:: Rows ::

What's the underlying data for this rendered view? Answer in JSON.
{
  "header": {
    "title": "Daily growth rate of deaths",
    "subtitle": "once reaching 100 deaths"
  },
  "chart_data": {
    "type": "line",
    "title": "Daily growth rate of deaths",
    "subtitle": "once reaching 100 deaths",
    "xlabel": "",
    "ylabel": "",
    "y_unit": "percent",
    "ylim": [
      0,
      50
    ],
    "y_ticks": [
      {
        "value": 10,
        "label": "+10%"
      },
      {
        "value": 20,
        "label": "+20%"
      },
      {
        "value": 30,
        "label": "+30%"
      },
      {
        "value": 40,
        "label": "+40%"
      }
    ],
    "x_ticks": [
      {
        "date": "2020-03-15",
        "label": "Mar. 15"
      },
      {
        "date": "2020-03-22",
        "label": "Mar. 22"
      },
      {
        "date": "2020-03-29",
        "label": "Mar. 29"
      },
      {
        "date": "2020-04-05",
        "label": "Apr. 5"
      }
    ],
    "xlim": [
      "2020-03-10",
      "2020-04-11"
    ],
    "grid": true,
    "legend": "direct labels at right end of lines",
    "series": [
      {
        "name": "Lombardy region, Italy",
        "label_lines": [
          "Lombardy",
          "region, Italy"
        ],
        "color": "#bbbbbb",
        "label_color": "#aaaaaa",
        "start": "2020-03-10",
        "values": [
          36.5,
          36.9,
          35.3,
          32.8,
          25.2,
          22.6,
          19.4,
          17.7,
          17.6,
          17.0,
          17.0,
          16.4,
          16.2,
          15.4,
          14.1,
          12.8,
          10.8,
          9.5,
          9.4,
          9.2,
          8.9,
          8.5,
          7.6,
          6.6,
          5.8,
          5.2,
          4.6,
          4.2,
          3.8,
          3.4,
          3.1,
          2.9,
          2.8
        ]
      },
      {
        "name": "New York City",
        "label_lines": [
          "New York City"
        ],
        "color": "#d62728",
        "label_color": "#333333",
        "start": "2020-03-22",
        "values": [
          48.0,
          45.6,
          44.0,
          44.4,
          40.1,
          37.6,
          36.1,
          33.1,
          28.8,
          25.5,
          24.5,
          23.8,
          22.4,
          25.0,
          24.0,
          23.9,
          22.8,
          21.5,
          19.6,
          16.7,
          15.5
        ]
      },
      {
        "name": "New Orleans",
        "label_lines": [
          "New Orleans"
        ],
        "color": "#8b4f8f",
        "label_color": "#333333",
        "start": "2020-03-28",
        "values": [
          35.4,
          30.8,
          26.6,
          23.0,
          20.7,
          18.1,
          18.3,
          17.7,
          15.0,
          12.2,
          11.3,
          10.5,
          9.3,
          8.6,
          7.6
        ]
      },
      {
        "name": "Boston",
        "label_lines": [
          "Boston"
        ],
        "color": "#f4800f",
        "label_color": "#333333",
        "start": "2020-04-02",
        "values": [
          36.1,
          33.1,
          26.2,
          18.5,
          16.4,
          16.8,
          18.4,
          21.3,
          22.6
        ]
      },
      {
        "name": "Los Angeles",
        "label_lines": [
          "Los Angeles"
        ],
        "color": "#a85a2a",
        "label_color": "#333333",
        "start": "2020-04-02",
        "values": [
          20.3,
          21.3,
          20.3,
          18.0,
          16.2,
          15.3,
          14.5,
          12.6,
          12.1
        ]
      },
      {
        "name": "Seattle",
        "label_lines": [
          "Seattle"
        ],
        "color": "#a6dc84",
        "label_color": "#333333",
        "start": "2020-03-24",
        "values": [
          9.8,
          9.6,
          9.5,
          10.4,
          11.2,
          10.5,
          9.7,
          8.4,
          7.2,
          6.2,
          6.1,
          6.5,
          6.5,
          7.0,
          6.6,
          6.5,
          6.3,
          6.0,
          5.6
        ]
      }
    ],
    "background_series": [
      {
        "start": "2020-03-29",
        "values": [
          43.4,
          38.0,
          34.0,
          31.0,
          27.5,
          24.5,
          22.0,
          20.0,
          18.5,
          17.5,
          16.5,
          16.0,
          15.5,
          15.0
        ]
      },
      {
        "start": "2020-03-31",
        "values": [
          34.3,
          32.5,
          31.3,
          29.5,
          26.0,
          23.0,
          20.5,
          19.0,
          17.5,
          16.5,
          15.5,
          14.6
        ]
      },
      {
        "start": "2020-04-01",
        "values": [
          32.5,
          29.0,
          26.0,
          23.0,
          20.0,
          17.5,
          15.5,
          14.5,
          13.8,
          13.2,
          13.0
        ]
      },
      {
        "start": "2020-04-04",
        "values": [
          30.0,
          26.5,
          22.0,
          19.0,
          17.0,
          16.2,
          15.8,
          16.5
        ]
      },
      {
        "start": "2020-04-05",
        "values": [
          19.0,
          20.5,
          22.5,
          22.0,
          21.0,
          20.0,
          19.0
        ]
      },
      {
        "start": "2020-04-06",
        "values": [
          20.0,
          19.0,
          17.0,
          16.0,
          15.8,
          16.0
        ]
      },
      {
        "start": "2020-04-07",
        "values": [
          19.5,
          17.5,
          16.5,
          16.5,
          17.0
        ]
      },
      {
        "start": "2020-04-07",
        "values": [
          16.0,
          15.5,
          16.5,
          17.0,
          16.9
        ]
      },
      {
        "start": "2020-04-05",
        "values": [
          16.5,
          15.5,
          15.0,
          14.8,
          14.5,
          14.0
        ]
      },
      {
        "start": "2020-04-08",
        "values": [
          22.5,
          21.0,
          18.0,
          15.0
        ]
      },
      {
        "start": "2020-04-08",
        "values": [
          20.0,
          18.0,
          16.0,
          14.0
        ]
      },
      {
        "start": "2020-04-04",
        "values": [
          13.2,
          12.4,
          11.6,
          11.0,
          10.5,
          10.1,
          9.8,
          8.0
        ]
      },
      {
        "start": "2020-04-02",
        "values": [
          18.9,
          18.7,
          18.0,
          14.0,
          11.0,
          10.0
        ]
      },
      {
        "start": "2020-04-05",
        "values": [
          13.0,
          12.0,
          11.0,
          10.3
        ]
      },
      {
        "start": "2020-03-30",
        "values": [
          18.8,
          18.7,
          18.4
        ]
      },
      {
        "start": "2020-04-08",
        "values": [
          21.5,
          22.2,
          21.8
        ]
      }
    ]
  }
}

:::

Each record above should be restated word for word.

» Exercise solution
What's the underlying data for this rendered view? Answer in JSON.
{
  "header": {
    "title": "Daily growth rate of deaths",
    "subtitle": "once reaching 100 deaths"
  },
  "chart_data": {
    "type": "line",
    "title": "Daily growth rate of deaths",
    "subtitle": "once reaching 100 deaths",
    "xlabel": "",
    "ylabel": "",
    "y_unit": "percent",
    "ylim": [
      0,
      50
    ],
    "y_ticks": [
      {
        "value": 10,
        "label": "+10%"
      },
      {
        "value": 20,
        "label": "+20%"
      },
      {
        "value": 30,
        "label": "+30%"
      },
      {
        "value": 40,
        "label": "+40%"
      }
    ],
    "x_ticks": [
      {
        "date": "2020-03-15",
        "label": "Mar. 15"
      },
      {
        "date": "2020-03-22",
        "label": "Mar. 22"
      },
      {
        "date": "2020-03-29",
        "label": "Mar. 29"
      },
      {
        "date": "2020-04-05",
        "label": "Apr. 5"
      }
    ],
    "xlim": [
      "2020-03-10",
      "2020-04-11"
    ],
    "grid": true,
    "legend": "direct labels at right end of lines",
    "series": [
      {
        "name": "Lombardy region, Italy",
        "label_lines": [
          "Lombardy",
          "region, Italy"
        ],
        "color": "#bbbbbb",
        "label_color": "#aaaaaa",
        "start": "2020-03-10",
        "values": [
          36.5,
          36.9,
          35.3,
          32.8,
          25.2,
          22.6,
          19.4,
          17.7,
          17.6,
          17.0,
          17.0,
          16.4,
          16.2,
          15.4,
          14.1,
          12.8,
          10.8,
          9.5,
          9.4,
          9.2,
          8.9,
          8.5,
          7.6,
          6.6,
          5.8,
          5.2,
          4.6,
          4.2,
          3.8,
          3.4,
          3.1,
          2.9,
          2.8
        ]
      },
      {
        "name": "New York City",
        "label_lines": [
          "New York City"
        ],
        "color": "#d62728",
        "label_color": "#333333",
        "start": "2020-03-22",
        "values": [
          48.0,
          45.6,
          44.0,
          44.4,
          40.1,
          37.6,
          36.1,
          33.1,
          28.8,
          25.5,
          24.5,
          23.8,
          22.4,
          25.0,
          24.0,
          23.9,
          22.8,
          21.5,
          19.6,
          16.7,
          15.5
        ]
      },
      {
        "name": "New Orleans",
        "label_lines": [
          "New Orleans"
        ],
        "color": "#8b4f8f",
        "label_color": "#333333",
        "start": "2020-03-28",
        "values": [
          35.4,
          30.8,
          26.6,
          23.0,
          20.7,
          18.1,
          18.3,
          17.7,
          15.0,
          12.2,
          11.3,
          10.5,
          9.3,
          8.6,
          7.6
        ]
      },
      {
        "name": "Boston",
        "label_lines": [
          "Boston"
        ],
        "color": "#f4800f",
        "label_color": "#333333",
        "start": "2020-04-02",
        "values": [
          36.1,
          33.1,
          26.2,
          18.5,
          16.4,
          16.8,
          18.4,
          21.3,
          22.6
        ]
      },
      {
        "name": "Los Angeles",
        "label_lines": [
          "Los Angeles"
        ],
        "color": "#a85a2a",
        "label_color": "#333333",
        "start": "2020-04-02",
        "values": [
          20.3,
          21.3,
          20.3,
          18.0,
          16.2,
          15.3,
          14.5,
          12.6,
          12.1
        ]
      },
      {
        "name": "Seattle",
        "label_lines": [
          "Seattle"
        ],
        "color": "#a6dc84",
        "label_color": "#333333",
        "start": "2020-03-24",
        "values": [
          9.8,
          9.6,
          9.5,
          10.4,
          11.2,
          10.5,
          9.7,
          8.4,
          7.2,
          6.2,
          6.1,
          6.5,
          6.5,
          7.0,
          6.6,
          6.5,
          6.3,
          6.0,
          5.6
        ]
      }
    ],
    "background_series": [
      {
        "start": "2020-03-29",
        "values": [
          43.4,
          38.0,
          34.0,
          31.0,
          27.5,
          24.5,
          22.0,
          20.0,
          18.5,
          17.5,
          16.5,
          16.0,
          15.5,
          15.0
        ]
      },
      {
        "start": "2020-03-31",
        "values": [
          34.3,
          32.5,
          31.3,
          29.5,
          26.0,
          23.0,
          20.5,
          19.0,
          17.5,
          16.5,
          15.5,
          14.6
        ]
      },
      {
        "start": "2020-04-01",
        "values": [
          32.5,
          29.0,
          26.0,
          23.0,
          20.0,
          17.5,
          15.5,
          14.5,
          13.8,
          13.2,
          13.0
        ]
      },
      {
        "start": "2020-04-04",
        "values": [
          30.0,
          26.5,
          22.0,
          19.0,
          17.0,
          16.2,
          15.8,
          16.5
        ]
      },
      {
        "start": "2020-04-05",
        "values": [
          19.0,
          20.5,
          22.5,
          22.0,
          21.0,
          20.0,
          19.0
        ]
      },
      {
        "start": "2020-04-06",
        "values": [
          20.0,
          19.0,
          17.0,
          16.0,
          15.8,
          16.0
        ]
      },
      {
        "start": "2020-04-07",
        "values": [
          19.5,
          17.5,
          16.5,
          16.5,
          17.0
        ]
      },
      {
        "start": "2020-04-07",
        "values": [
          16.0,
          15.5,
          16.5,
          17.0,
          16.9
        ]
      },
      {
        "start": "2020-04-05",
        "values": [
          16.5,
          15.5,
          15.0,
          14.8,
          14.5,
          14.0
        ]
      },
      {
        "start": "2020-04-08",
        "values": [
          22.5,
          21.0,
          18.0,
          15.0
        ]
      },
      {
        "start": "2020-04-08",
        "values": [
          20.0,
          18.0,
          16.0,
          14.0
        ]
      },
      {
        "start": "2020-04-04",
        "values": [
          13.2,
          12.4,
          11.6,
          11.0,
          10.5,
          10.1,
          9.8,
          8.0
        ]
      },
      {
        "start": "2020-04-02",
        "values": [
          18.9,
          18.7,
          18.0,
          14.0,
          11.0,
          10.0
        ]
      },
      {
        "start": "2020-04-05",
        "values": [
          13.0,
          12.0,
          11.0,
          10.3
        ]
      },
      {
        "start": "2020-03-30",
        "values": [
          18.8,
          18.7,
          18.4
        ]
      },
      {
        "start": "2020-04-08",
        "values": [
          21.5,
          22.2,
          21.8
        ]
      }
    ]
  }
}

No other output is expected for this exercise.